### Task directions:
Reproduce the material in full, unchanged.

### Supplied information:
┌──

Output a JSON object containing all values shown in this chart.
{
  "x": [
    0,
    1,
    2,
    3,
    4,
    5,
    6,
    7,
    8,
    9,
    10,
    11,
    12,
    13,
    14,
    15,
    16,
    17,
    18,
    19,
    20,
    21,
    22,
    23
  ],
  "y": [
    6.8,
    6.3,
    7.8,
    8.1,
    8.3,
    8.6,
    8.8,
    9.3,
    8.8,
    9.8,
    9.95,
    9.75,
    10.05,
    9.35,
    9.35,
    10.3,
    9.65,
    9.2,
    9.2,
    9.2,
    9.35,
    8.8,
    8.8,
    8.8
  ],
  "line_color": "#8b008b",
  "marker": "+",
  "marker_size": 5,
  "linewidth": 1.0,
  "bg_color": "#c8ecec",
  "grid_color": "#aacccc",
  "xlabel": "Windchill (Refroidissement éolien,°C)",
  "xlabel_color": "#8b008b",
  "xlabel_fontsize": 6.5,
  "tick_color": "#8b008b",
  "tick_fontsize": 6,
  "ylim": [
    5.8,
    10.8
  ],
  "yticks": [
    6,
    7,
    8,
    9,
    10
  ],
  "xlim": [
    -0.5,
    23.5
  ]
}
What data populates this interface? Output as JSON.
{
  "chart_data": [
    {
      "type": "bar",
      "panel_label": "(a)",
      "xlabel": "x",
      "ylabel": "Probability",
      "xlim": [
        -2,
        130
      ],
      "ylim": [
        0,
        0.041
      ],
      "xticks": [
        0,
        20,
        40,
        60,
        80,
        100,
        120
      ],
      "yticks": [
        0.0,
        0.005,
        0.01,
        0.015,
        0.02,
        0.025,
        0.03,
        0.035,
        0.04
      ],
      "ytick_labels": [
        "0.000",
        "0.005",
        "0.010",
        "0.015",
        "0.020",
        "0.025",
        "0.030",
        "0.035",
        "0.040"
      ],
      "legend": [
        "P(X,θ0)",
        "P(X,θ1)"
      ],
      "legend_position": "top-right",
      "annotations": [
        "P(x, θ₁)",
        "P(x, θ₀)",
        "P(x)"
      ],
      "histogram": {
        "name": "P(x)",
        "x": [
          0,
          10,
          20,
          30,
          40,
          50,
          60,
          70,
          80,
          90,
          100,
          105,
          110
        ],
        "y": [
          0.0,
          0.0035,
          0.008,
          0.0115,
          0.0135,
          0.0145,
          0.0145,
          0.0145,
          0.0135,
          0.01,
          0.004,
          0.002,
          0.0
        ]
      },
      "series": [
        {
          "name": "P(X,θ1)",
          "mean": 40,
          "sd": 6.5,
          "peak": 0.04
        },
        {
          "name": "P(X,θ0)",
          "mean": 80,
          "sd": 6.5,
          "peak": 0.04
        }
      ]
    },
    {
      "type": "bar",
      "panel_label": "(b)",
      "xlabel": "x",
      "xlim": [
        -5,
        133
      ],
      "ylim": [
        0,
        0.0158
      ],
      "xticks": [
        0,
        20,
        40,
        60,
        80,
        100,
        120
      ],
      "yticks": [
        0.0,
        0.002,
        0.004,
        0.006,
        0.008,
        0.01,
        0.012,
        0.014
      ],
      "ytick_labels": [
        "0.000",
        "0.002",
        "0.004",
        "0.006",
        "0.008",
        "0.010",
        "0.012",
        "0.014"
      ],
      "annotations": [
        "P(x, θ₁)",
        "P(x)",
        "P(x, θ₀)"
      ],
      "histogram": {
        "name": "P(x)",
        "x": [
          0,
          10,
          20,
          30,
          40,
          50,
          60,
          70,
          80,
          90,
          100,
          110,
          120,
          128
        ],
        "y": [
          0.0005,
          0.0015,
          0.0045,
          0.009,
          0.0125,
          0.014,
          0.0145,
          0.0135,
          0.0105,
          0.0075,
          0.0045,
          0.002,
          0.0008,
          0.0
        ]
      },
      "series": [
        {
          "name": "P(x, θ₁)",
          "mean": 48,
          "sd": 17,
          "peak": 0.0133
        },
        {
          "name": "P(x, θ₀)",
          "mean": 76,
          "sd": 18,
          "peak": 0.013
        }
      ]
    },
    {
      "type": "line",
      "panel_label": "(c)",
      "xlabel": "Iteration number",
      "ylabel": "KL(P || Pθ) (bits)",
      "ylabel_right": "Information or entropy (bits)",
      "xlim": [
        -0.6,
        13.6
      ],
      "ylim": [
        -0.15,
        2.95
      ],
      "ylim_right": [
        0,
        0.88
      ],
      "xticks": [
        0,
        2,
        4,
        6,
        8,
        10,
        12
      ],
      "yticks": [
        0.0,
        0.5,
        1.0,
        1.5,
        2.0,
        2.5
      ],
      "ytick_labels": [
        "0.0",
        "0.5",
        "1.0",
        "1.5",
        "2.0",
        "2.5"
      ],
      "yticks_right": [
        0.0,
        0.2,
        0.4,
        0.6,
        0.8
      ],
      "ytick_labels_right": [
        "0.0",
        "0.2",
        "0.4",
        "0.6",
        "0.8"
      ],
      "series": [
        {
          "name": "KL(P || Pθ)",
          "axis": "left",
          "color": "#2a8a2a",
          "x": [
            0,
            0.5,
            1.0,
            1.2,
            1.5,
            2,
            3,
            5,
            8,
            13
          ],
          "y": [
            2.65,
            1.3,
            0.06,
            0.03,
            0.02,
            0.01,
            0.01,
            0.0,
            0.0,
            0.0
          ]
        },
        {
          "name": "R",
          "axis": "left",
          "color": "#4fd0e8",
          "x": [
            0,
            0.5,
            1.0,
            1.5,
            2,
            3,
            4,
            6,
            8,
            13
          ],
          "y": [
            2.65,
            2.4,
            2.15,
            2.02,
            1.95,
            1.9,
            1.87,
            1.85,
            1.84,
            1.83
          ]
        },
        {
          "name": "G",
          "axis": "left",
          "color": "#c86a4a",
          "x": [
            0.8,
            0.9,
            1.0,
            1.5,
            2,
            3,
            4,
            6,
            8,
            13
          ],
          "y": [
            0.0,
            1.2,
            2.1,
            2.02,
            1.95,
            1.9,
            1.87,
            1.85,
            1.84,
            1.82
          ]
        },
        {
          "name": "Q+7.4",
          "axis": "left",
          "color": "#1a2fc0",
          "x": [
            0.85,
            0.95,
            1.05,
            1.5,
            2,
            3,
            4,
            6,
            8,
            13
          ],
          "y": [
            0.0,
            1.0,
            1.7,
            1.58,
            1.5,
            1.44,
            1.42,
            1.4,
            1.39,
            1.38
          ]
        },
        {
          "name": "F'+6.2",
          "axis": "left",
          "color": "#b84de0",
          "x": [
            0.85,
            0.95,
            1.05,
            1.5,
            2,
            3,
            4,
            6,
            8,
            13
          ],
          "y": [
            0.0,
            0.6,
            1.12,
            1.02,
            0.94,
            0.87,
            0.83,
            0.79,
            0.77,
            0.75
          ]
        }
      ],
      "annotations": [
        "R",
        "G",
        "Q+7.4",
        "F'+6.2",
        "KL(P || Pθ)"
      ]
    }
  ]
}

└──

### Output:
Output a JSON object containing all values shown in this chart.
{
  "x": [
    0,
    1,
    2,
    3,
    4,
    5,
    6,
    7,
    8,
    9,
    10,
    11,
    12,
    13,
    14,
    15,
    16,
    17,
    18,
    19,
    20,
    21,
    22,
    23
  ],
  "y": [
    6.8,
    6.3,
    7.8,
    8.1,
    8.3,
    8.6,
    8.8,
    9.3,
    8.8,
    9.8,
    9.95,
    9.75,
    10.05,
    9.35,
    9.35,
    10.3,
    9.65,
    9.2,
    9.2,
    9.2,
    9.35,
    8.8,
    8.8,
    8.8
  ],
  "line_color": "#8b008b",
  "marker": "+",
  "marker_size": 5,
  "linewidth": 1.0,
  "bg_color": "#c8ecec",
  "grid_color": "#aacccc",
  "xlabel": "Windchill (Refroidissement éolien,°C)",
  "xlabel_color": "#8b008b",
  "xlabel_fontsize": 6.5,
  "tick_color": "#8b008b",
  "tick_fontsize": 6,
  "ylim": [
    5.8,
    10.8
  ],
  "yticks": [
    6,
    7,
    8,
    9,
    10
  ],
  "xlim": [
    -0.5,
    23.5
  ]
}
What data populates this interface? Output as JSON.
{
  "chart_data": [
    {
      "type": "bar",
      "panel_label": "(a)",
      "xlabel": "x",
      "ylabel": "Probability",
      "xlim": [
        -2,
        130
      ],
      "ylim": [
        0,
        0.041
      ],
      "xticks": [
        0,
        20,
        40,
        60,
        80,
        100,
        120
      ],
      "yticks": [
        0.0,
        0.005,
        0.01,
        0.015,
        0.02,
        0.025,
        0.03,
        0.035,
        0.04
      ],
      "ytick_labels": [
        "0.000",
        "0.005",
        "0.010",
        "0.015",
        "0.020",
        "0.025",
        "0.030",
        "0.035",
        "0.040"
      ],
      "legend": [
        "P(X,θ0)",
        "P(X,θ1)"
      ],
      "legend_position": "top-right",
      "annotations": [
        "P(x, θ₁)",
        "P(x, θ₀)",
        "P(x)"
      ],
      "histogram": {
        "name": "P(x)",
        "x": [
          0,
          10,
          20,
          30,
          40,
          50,
          60,
          70,
          80,
          90,
          100,
          105,
          110
        ],
        "y": [
          0.0,
          0.0035,
          0.008,
          0.0115,
          0.0135,
          0.0145,
          0.0145,
          0.0145,
          0.0135,
          0.01,
          0.004,
          0.002,
          0.0
        ]
      },
      "series": [
        {
          "name": "P(X,θ1)",
          "mean": 40,
          "sd": 6.5,
          "peak": 0.04
        },
        {
          "name": "P(X,θ0)",
          "mean": 80,
          "sd": 6.5,
          "peak": 0.04
        }
      ]
    },
    {
      "type": "bar",
      "panel_label": "(b)",
      "xlabel": "x",
      "xlim": [
        -5,
        133
      ],
      "ylim": [
        0,
        0.0158
      ],
      "xticks": [
        0,
        20,
        40,
        60,
        80,
        100,
        120
      ],
      "yticks": [
        0.0,
        0.002,
        0.004,
        0.006,
        0.008,
        0.01,
        0.012,
        0.014
      ],
      "ytick_labels": [
        "0.000",
        "0.002",
        "0.004",
        "0.006",
        "0.008",
        "0.010",
        "0.012",
        "0.014"
      ],
      "annotations": [
        "P(x, θ₁)",
        "P(x)",
        "P(x, θ₀)"
      ],
      "histogram": {
        "name": "P(x)",
        "x": [
          0,
          10,
          20,
          30,
          40,
          50,
          60,
          70,
          80,
          90,
          100,
          110,
          120,
          128
        ],
        "y": [
          0.0005,
          0.0015,
          0.0045,
          0.009,
          0.0125,
          0.014,
          0.0145,
          0.0135,
          0.0105,
          0.0075,
          0.0045,
          0.002,
          0.0008,
          0.0
        ]
      },
      "series": [
        {
          "name": "P(x, θ₁)",
          "mean": 48,
          "sd": 17,
          "peak": 0.0133
        },
        {
          "name": "P(x, θ₀)",
          "mean": 76,
          "sd": 18,
          "peak": 0.013
        }
      ]
    },
    {
      "type": "line",
      "panel_label": "(c)",
      "xlabel": "Iteration number",
      "ylabel": "KL(P || Pθ) (bits)",
      "ylabel_right": "Information or entropy (bits)",
      "xlim": [
        -0.6,
        13.6
      ],
      "ylim": [
        -0.15,
        2.95
      ],
      "ylim_right": [
        0,
        0.88
      ],
      "xticks": [
        0,
        2,
        4,
        6,
        8,
        10,
        12
      ],
      "yticks": [
        0.0,
        0.5,
        1.0,
        1.5,
        2.0,
        2.5
      ],
      "ytick_labels": [
        "0.0",
        "0.5",
        "1.0",
        "1.5",
        "2.0",
        "2.5"
      ],
      "yticks_right": [
        0.0,
        0.2,
        0.4,
        0.6,
        0.8
      ],
      "ytick_labels_right": [
        "0.0",
        "0.2",
        "0.4",
        "0.6",
        "0.8"
      ],
      "series": [
        {
          "name": "KL(P || Pθ)",
          "axis": "left",
          "color": "#2a8a2a",
          "x": [
            0,
            0.5,
            1.0,
            1.2,
            1.5,
            2,
            3,
            5,
            8,
            13
          ],
          "y": [
            2.65,
            1.3,
            0.06,
            0.03,
            0.02,
            0.01,
            0.01,
            0.0,
            0.0,
            0.0
          ]
        },
        {
          "name": "R",
          "axis": "left",
          "color": "#4fd0e8",
          "x": [
            0,
            0.5,
            1.0,
            1.5,
            2,
            3,
            4,
            6,
            8,
            13
          ],
          "y": [
            2.65,
            2.4,
            2.15,
            2.02,
            1.95,
            1.9,
            1.87,
            1.85,
            1.84,
            1.83
          ]
        },
        {
          "name": "G",
          "axis": "left",
          "color": "#c86a4a",
          "x": [
            0.8,
            0.9,
            1.0,
            1.5,
            2,
            3,
            4,
            6,
            8,
            13
          ],
          "y": [
            0.0,
            1.2,
            2.1,
            2.02,
            1.95,
            1.9,
            1.87,
            1.85,
            1.84,
            1.82
          ]
        },
        {
          "name": "Q+7.4",
          "axis": "left",
          "color": "#1a2fc0",
          "x": [
            0.85,
            0.95,
            1.05,
            1.5,
            2,
            3,
            4,
            6,
            8,
            13
          ],
          "y": [
            0.0,
            1.0,
            1.7,
            1.58,
            1.5,
            1.44,
            1.42,
            1.4,
            1.39,
            1.38
          ]
        },
        {
          "name": "F'+6.2",
          "axis": "left",
          "color": "#b84de0",
          "x": [
            0.85,
            0.95,
            1.05,
            1.5,
            2,
            3,
            4,
            6,
            8,
            13
          ],
          "y": [
            0.0,
            0.6,
            1.12,
            1.02,
            0.94,
            0.87,
            0.83,
            0.79,
            0.77,
            0.75
          ]
        }
      ],
      "annotations": [
        "R",
        "G",
        "Q+7.4",
        "F'+6.2",
        "KL(P || Pθ)"
      ]
    }
  ]
}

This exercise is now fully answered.